EXTRACT TO READ:
* * *
Unfortunately, that’s not what --expand means, although it might look like it. --expand means “if the names requested here are a superset of the names covered by an existing certificate, replace that certificate without asking”. It does not expand an existing certificate unless all of the names in that certificate, plus additional names, are mentioned with -d.

In Certbot, only the --apache and --nginx plugins can install certificates for you without requiring you to edit configuration files. If you don’t know of a reason why you can’t use --nginx, perhaps you can do that (which will also get a further certificate).

Otherwise, you’ll have to edit your configuration files. As @Osiris suggested, there should be an HTTPS virtualhost for; if there is, you can add a reference to this certificate to it. If there isn’t, you’ll have to add a new server block describing accessing that virtual host via HTTPS.

So, notwithstanding the other advice I have yet to grok, could I run the original certbot certonly command with --expand (below) adding the new site I want to certificate and that would work?
* * *
Saved entries:
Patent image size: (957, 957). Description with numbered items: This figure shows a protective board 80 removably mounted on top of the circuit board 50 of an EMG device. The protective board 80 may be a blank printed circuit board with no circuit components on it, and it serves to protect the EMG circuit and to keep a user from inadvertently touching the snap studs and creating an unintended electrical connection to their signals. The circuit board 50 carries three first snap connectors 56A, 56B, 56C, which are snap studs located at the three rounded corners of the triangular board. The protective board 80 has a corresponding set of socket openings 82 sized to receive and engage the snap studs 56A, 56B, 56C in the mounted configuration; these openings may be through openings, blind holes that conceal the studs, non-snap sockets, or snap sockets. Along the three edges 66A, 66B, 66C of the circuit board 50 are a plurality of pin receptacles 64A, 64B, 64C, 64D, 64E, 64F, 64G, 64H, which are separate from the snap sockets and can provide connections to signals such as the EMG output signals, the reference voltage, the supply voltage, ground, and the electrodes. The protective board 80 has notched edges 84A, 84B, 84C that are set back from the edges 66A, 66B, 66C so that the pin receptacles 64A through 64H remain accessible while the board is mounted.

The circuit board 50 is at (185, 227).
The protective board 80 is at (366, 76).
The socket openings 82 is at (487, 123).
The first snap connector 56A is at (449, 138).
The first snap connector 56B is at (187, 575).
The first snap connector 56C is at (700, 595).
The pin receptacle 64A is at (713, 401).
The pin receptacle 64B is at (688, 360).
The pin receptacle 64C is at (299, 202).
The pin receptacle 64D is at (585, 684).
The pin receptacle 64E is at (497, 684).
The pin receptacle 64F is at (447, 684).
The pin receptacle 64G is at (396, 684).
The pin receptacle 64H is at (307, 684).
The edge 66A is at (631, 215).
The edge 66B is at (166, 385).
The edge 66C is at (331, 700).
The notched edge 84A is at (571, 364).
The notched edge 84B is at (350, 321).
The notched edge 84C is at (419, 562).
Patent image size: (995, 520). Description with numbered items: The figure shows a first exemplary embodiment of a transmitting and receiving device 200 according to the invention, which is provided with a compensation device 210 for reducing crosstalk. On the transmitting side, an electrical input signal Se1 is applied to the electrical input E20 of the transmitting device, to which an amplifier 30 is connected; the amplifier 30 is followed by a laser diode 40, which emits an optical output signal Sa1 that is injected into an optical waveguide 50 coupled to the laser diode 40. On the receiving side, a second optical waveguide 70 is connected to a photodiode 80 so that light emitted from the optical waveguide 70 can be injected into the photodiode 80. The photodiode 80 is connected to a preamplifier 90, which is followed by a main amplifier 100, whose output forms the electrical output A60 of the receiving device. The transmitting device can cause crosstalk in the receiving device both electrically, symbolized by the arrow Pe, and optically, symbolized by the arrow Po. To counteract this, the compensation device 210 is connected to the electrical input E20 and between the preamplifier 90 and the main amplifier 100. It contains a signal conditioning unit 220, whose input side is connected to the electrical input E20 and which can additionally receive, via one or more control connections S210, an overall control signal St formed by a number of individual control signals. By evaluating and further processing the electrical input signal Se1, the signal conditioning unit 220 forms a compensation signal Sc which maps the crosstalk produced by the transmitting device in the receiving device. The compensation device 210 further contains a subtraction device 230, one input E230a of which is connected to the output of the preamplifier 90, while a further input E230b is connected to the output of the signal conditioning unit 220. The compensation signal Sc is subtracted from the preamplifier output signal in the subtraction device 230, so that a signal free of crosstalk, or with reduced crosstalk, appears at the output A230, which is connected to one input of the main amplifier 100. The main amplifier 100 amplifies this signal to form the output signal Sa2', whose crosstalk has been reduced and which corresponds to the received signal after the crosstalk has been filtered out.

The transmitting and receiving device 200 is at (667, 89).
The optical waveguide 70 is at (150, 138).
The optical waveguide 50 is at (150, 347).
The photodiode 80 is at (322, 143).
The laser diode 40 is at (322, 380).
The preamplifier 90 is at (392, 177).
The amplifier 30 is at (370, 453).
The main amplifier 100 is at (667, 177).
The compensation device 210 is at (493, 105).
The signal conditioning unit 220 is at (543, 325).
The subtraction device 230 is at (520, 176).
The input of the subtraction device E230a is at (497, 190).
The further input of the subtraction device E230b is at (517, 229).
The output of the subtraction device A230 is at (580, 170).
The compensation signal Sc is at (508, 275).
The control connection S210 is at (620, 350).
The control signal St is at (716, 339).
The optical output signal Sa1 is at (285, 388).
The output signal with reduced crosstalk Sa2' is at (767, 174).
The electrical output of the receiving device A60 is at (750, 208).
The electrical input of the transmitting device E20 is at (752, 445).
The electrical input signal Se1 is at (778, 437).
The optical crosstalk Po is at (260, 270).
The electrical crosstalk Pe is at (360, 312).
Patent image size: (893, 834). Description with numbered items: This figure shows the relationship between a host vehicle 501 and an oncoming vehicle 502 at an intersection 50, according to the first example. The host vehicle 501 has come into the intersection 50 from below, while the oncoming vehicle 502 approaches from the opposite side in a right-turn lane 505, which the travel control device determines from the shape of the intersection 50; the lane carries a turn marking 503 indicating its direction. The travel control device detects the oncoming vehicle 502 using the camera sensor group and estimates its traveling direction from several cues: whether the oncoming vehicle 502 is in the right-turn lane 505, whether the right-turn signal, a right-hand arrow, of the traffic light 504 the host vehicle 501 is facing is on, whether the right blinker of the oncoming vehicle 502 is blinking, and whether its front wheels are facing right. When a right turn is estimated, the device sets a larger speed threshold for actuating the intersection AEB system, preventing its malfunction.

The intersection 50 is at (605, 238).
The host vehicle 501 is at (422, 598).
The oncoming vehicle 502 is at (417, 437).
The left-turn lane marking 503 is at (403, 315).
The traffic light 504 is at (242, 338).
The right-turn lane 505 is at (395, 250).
* * *
REQUIRED TASKS:
1. According to the Certbot text, which plugins can install certificates without requiring you to edit configuration files?
2. Decide whether each statement agrees with the Certbot text, answering yes or no and quoting the words that decide it: (a) --expand automatically adds new names to any existing certificate; (b) using --nginx would also get a further certificate; (c) without an HTTPS virtual host, a new server block has to be added.
3. Translate this sentence from the Certbot text into Spanish: "In Certbot, only the --apache and --nginx plugins can install certificates for you without requiring you to edit configuration files."

ANSWERS TO THIS EXERCISE:
1. The --apache and --nginx plugins.

2.
(a) No: "It does not expand an existing certificate unless all of the names in that certificate, plus additional names, are mentioned with -d."
(b) Yes: "(which will also get a further certificate)"
(c) Yes: "If there isn’t, you’ll have to add a new server block describing accessing that virtual host via HTTPS."

3. En Certbot, solo los complementos --apache y --nginx pueden instalar certificados por usted sin exigirle que edite archivos de configuración.